Saved entries:
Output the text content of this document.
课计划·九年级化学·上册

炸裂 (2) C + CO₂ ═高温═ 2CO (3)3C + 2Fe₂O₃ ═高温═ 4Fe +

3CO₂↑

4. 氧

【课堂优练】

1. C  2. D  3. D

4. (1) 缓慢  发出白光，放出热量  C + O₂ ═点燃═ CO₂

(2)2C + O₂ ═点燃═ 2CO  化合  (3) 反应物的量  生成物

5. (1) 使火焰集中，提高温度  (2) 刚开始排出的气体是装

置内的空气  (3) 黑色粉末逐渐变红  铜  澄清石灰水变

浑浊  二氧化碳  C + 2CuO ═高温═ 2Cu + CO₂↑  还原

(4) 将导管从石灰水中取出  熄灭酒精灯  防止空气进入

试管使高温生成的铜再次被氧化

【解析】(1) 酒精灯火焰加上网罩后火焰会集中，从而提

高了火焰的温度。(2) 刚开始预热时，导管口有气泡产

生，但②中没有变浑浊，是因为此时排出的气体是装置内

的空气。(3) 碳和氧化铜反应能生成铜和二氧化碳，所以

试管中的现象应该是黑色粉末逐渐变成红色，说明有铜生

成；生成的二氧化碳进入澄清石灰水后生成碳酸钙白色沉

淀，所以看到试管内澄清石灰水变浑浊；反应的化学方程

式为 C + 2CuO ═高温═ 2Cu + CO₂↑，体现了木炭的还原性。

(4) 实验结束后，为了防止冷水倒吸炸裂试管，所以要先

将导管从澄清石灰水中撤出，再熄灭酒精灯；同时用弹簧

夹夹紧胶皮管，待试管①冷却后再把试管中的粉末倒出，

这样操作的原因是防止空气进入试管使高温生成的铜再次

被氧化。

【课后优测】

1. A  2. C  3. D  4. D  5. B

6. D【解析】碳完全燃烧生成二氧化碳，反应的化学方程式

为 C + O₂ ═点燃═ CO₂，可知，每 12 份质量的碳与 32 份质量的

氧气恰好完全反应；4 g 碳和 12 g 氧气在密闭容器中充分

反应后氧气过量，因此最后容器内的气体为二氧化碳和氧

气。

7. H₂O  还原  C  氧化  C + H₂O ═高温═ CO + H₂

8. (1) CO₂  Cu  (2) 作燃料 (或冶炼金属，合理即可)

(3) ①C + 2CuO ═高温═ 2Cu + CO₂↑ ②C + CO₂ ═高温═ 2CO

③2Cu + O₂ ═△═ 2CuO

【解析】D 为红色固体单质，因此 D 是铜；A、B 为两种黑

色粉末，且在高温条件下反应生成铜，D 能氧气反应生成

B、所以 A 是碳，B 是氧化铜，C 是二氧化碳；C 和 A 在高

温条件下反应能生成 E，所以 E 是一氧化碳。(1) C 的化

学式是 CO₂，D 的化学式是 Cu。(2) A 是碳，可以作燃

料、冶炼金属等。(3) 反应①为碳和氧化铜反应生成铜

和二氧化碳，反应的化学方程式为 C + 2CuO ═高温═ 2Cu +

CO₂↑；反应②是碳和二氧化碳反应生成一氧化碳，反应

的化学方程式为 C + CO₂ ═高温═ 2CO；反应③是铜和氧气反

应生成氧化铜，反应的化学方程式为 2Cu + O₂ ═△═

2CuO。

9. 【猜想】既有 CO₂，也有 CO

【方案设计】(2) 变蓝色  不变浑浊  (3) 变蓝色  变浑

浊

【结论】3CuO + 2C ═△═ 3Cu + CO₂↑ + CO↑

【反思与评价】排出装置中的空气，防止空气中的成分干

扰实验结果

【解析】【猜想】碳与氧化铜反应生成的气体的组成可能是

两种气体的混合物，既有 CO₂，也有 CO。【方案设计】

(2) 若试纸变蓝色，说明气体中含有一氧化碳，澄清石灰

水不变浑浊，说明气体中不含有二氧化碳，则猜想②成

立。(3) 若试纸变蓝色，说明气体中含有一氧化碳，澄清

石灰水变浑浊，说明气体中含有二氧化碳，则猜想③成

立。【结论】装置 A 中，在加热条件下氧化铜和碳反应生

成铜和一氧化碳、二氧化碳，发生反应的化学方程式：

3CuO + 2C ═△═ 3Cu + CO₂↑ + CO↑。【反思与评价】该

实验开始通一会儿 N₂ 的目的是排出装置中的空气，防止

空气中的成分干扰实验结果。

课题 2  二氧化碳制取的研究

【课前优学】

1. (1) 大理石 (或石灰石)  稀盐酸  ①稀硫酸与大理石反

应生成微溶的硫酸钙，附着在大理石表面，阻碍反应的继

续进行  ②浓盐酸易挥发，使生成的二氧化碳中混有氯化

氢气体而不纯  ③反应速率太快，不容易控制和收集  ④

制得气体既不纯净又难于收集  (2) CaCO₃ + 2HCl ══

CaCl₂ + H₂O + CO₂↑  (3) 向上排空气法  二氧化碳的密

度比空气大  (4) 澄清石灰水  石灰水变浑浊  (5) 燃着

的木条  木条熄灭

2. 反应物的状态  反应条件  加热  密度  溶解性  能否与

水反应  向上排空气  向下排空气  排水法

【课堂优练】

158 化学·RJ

» Your objective: Repeat the data above exactly.

» Reply to the exercise:
Output the text content of this document.
课计划·九年级化学·上册

炸裂 (2) C + CO₂ ═高温═ 2CO (3)3C + 2Fe₂O₃ ═高温═ 4Fe +

3CO₂↑

4. 氧

【课堂优练】

1. C  2. D  3. D

4. (1) 缓慢  发出白光，放出热量  C + O₂ ═点燃═ CO₂

(2)2C + O₂ ═点燃═ 2CO  化合  (3) 反应物的量  生成物

5. (1) 使火焰集中，提高温度  (2) 刚开始排出的气体是装

置内的空气  (3) 黑色粉末逐渐变红  铜  澄清石灰水变

浑浊  二氧化碳  C + 2CuO ═高温═ 2Cu + CO₂↑  还原

(4) 将导管从石灰水中取出  熄灭酒精灯  防止空气进入

试管使高温生成的铜再次被氧化

【解析】(1) 酒精灯火焰加上网罩后火焰会集中，从而提

高了火焰的温度。(2) 刚开始预热时，导管口有气泡产

生，但②中没有变浑浊，是因为此时排出的气体是装置内

的空气。(3) 碳和氧化铜反应能生成铜和二氧化碳，所以

试管中的现象应该是黑色粉末逐渐变成红色，说明有铜生

成；生成的二氧化碳进入澄清石灰水后生成碳酸钙白色沉

淀，所以看到试管内澄清石灰水变浑浊；反应的化学方程

式为 C + 2CuO ═高温═ 2Cu + CO₂↑，体现了木炭的还原性。

(4) 实验结束后，为了防止冷水倒吸炸裂试管，所以要先

将导管从澄清石灰水中撤出，再熄灭酒精灯；同时用弹簧

夹夹紧胶皮管，待试管①冷却后再把试管中的粉末倒出，

这样操作的原因是防止空气进入试管使高温生成的铜再次

被氧化。

【课后优测】

1. A  2. C  3. D  4. D  5. B

6. D【解析】碳完全燃烧生成二氧化碳，反应的化学方程式

为 C + O₂ ═点燃═ CO₂，可知，每 12 份质量的碳与 32 份质量的

氧气恰好完全反应；4 g 碳和 12 g 氧气在密闭容器中充分

反应后氧气过量，因此最后容器内的气体为二氧化碳和氧

气。

7. H₂O  还原  C  氧化  C + H₂O ═高温═ CO + H₂

8. (1) CO₂  Cu  (2) 作燃料 (或冶炼金属，合理即可)

(3) ①C + 2CuO ═高温═ 2Cu + CO₂↑ ②C + CO₂ ═高温═ 2CO

③2Cu + O₂ ═△═ 2CuO

【解析】D 为红色固体单质，因此 D 是铜；A、B 为两种黑

色粉末，且在高温条件下反应生成铜，D 能氧气反应生成

B、所以 A 是碳，B 是氧化铜，C 是二氧化碳；C 和 A 在高

温条件下反应能生成 E，所以 E 是一氧化碳。(1) C 的化

学式是 CO₂，D 的化学式是 Cu。(2) A 是碳，可以作燃

料、冶炼金属等。(3) 反应①为碳和氧化铜反应生成铜

和二氧化碳，反应的化学方程式为 C + 2CuO ═高温═ 2Cu +

CO₂↑；反应②是碳和二氧化碳反应生成一氧化碳，反应

的化学方程式为 C + CO₂ ═高温═ 2CO；反应③是铜和氧气反

应生成氧化铜，反应的化学方程式为 2Cu + O₂ ═△═

2CuO。

9. 【猜想】既有 CO₂，也有 CO

【方案设计】(2) 变蓝色  不变浑浊  (3) 变蓝色  变浑

浊

【结论】3CuO + 2C ═△═ 3Cu + CO₂↑ + CO↑

【反思与评价】排出装置中的空气，防止空气中的成分干

扰实验结果

【解析】【猜想】碳与氧化铜反应生成的气体的组成可能是

两种气体的混合物，既有 CO₂，也有 CO。【方案设计】

(2) 若试纸变蓝色，说明气体中含有一氧化碳，澄清石灰

水不变浑浊，说明气体中不含有二氧化碳，则猜想②成

立。(3) 若试纸变蓝色，说明气体中含有一氧化碳，澄清

石灰水变浑浊，说明气体中含有二氧化碳，则猜想③成

立。【结论】装置 A 中，在加热条件下氧化铜和碳反应生

成铜和一氧化碳、二氧化碳，发生反应的化学方程式：

3CuO + 2C ═△═ 3Cu + CO₂↑ + CO↑。【反思与评价】该

实验开始通一会儿 N₂ 的目的是排出装置中的空气，防止

空气中的成分干扰实验结果。

课题 2  二氧化碳制取的研究

【课前优学】

1. (1) 大理石 (或石灰石)  稀盐酸  ①稀硫酸与大理石反

应生成微溶的硫酸钙，附着在大理石表面，阻碍反应的继

续进行  ②浓盐酸易挥发，使生成的二氧化碳中混有氯化

氢气体而不纯  ③反应速率太快，不容易控制和收集  ④

制得气体既不纯净又难于收集  (2) CaCO₃ + 2HCl ══

CaCl₂ + H₂O + CO₂↑  (3) 向上排空气法  二氧化碳的密

度比空气大  (4) 澄清石灰水  石灰水变浑浊  (5) 燃着

的木条  木条熄灭

2. 反应物的状态  反应条件  加热  密度  溶解性  能否与

水反应  向上排空气  向下排空气  排水法

【课堂优练】

158 化学·RJ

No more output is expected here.